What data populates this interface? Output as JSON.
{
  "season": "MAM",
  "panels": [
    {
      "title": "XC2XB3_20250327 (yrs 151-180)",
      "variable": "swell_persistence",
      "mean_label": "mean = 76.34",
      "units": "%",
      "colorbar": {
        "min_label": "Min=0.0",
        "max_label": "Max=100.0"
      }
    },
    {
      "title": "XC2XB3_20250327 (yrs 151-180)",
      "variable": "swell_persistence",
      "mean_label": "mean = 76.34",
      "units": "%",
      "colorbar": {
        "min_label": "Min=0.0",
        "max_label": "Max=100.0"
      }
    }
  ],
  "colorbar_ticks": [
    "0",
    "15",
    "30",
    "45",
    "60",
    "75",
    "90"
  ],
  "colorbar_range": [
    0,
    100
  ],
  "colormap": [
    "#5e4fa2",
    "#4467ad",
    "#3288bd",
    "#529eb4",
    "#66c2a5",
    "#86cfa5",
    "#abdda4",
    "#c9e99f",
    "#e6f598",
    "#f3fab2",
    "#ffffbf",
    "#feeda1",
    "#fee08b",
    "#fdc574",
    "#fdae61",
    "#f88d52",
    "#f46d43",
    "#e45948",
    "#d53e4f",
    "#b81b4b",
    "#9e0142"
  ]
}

### WRITTEN INSTRUCTION
Return the listing above word for word.

### RESPONSE TO THIS TASK
What data populates this interface? Output as JSON.
{
  "season": "MAM",
  "panels": [
    {
      "title": "XC2XB3_20250327 (yrs 151-180)",
      "variable": "swell_persistence",
      "mean_label": "mean = 76.34",
      "units": "%",
      "colorbar": {
        "min_label": "Min=0.0",
        "max_label": "Max=100.0"
      }
    },
    {
      "title": "XC2XB3_20250327 (yrs 151-180)",
      "variable": "swell_persistence",
      "mean_label": "mean = 76.34",
      "units": "%",
      "colorbar": {
        "min_label": "Min=0.0",
        "max_label": "Max=100.0"
      }
    }
  ],
  "colorbar_ticks": [
    "0",
    "15",
    "30",
    "45",
    "60",
    "75",
    "90"
  ],
  "colorbar_range": [
    0,
    100
  ],
  "colormap": [
    "#5e4fa2",
    "#4467ad",
    "#3288bd",
    "#529eb4",
    "#66c2a5",
    "#86cfa5",
    "#abdda4",
    "#c9e99f",
    "#e6f598",
    "#f3fab2",
    "#ffffbf",
    "#feeda1",
    "#fee08b",
    "#fdc574",
    "#fdae61",
    "#f88d52",
    "#f46d43",
    "#e45948",
    "#d53e4f",
    "#b81b4b",
    "#9e0142"
  ]
}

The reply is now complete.